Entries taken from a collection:

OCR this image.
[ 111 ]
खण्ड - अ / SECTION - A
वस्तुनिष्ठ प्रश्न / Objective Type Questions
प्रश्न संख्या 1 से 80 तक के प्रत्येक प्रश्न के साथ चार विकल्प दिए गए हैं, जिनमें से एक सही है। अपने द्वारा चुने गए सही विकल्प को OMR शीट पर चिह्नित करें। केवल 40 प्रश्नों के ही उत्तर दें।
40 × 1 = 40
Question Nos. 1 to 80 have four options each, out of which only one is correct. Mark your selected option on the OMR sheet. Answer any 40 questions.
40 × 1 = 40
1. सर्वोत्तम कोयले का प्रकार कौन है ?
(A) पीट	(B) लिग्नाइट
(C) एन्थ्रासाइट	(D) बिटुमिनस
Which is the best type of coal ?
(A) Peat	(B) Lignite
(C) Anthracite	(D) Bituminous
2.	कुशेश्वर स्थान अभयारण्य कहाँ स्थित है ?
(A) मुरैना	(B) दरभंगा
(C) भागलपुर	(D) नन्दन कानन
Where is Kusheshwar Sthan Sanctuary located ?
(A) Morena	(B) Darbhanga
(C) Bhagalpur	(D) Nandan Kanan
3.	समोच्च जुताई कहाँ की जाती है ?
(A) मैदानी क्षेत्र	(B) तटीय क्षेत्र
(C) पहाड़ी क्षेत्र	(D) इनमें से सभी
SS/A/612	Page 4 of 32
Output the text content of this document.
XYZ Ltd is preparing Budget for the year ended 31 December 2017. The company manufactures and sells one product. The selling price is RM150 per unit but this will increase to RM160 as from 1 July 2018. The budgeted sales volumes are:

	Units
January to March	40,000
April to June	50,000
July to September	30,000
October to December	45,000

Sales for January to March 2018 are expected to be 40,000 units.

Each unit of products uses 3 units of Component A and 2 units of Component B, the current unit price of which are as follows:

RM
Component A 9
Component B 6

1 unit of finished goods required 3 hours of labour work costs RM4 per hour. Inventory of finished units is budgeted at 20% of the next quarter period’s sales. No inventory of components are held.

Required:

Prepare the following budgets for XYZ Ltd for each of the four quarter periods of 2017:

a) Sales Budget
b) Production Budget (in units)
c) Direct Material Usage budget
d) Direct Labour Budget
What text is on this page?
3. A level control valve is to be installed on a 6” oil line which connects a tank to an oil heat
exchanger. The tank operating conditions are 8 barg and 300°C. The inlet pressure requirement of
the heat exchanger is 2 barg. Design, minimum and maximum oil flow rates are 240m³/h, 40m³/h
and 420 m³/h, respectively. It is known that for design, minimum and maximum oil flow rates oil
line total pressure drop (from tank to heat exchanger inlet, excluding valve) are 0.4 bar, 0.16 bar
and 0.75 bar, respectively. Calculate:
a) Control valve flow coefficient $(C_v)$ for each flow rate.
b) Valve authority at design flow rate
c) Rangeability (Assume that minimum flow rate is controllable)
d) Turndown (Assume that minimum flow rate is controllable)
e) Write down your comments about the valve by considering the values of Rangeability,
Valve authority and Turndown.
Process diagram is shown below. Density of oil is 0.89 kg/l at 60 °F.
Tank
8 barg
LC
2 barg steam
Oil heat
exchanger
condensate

## [YOUR TASK]
Recopy the entries above exactly, with every line included.

## [COMPLETE ANSWER]
OCR this image.
[ 111 ]
खण्ड - अ / SECTION - A
वस्तुनिष्ठ प्रश्न / Objective Type Questions
प्रश्न संख्या 1 से 80 तक के प्रत्येक प्रश्न के साथ चार विकल्प दिए गए हैं, जिनमें से एक सही है। अपने द्वारा चुने गए सही विकल्प को OMR शीट पर चिह्नित करें। केवल 40 प्रश्नों के ही उत्तर दें।
40 × 1 = 40
Question Nos. 1 to 80 have four options each, out of which only one is correct. Mark your selected option on the OMR sheet. Answer any 40 questions.
40 × 1 = 40
1. सर्वोत्तम कोयले का प्रकार कौन है ?
(A) पीट	(B) लिग्नाइट
(C) एन्थ्रासाइट	(D) बिटुमिनस
Which is the best type of coal ?
(A) Peat	(B) Lignite
(C) Anthracite	(D) Bituminous
2.	कुशेश्वर स्थान अभयारण्य कहाँ स्थित है ?
(A) मुरैना	(B) दरभंगा
(C) भागलपुर	(D) नन्दन कानन
Where is Kusheshwar Sthan Sanctuary located ?
(A) Morena	(B) Darbhanga
(C) Bhagalpur	(D) Nandan Kanan
3.	समोच्च जुताई कहाँ की जाती है ?
(A) मैदानी क्षेत्र	(B) तटीय क्षेत्र
(C) पहाड़ी क्षेत्र	(D) इनमें से सभी
SS/A/612	Page 4 of 32
Output the text content of this document.
XYZ Ltd is preparing Budget for the year ended 31 December 2017. The company manufactures and sells one product. The selling price is RM150 per unit but this will increase to RM160 as from 1 July 2018. The budgeted sales volumes are:

	Units
January to March	40,000
April to June	50,000
July to September	30,000
October to December	45,000

Sales for January to March 2018 are expected to be 40,000 units.

Each unit of products uses 3 units of Component A and 2 units of Component B, the current unit price of which are as follows:

RM
Component A 9
Component B 6

1 unit of finished goods required 3 hours of labour work costs RM4 per hour. Inventory of finished units is budgeted at 20% of the next quarter period’s sales. No inventory of components are held.

Required:

Prepare the following budgets for XYZ Ltd for each of the four quarter periods of 2017:

a) Sales Budget
b) Production Budget (in units)
c) Direct Material Usage budget
d) Direct Labour Budget
What text is on this page?
3. A level control valve is to be installed on a 6” oil line which connects a tank to an oil heat
exchanger. The tank operating conditions are 8 barg and 300°C. The inlet pressure requirement of
the heat exchanger is 2 barg. Design, minimum and maximum oil flow rates are 240m³/h, 40m³/h
and 420 m³/h, respectively. It is known that for design, minimum and maximum oil flow rates oil
line total pressure drop (from tank to heat exchanger inlet, excluding valve) are 0.4 bar, 0.16 bar
and 0.75 bar, respectively. Calculate:
a) Control valve flow coefficient $(C_v)$ for each flow rate.
b) Valve authority at design flow rate
c) Rangeability (Assume that minimum flow rate is controllable)
d) Turndown (Assume that minimum flow rate is controllable)
e) Write down your comments about the valve by considering the values of Rangeability,
Valve authority and Turndown.
Process diagram is shown below. Density of oil is 0.89 kg/l at 60 °F.
Tank
8 barg
LC
2 barg steam
Oil heat
exchanger
condensate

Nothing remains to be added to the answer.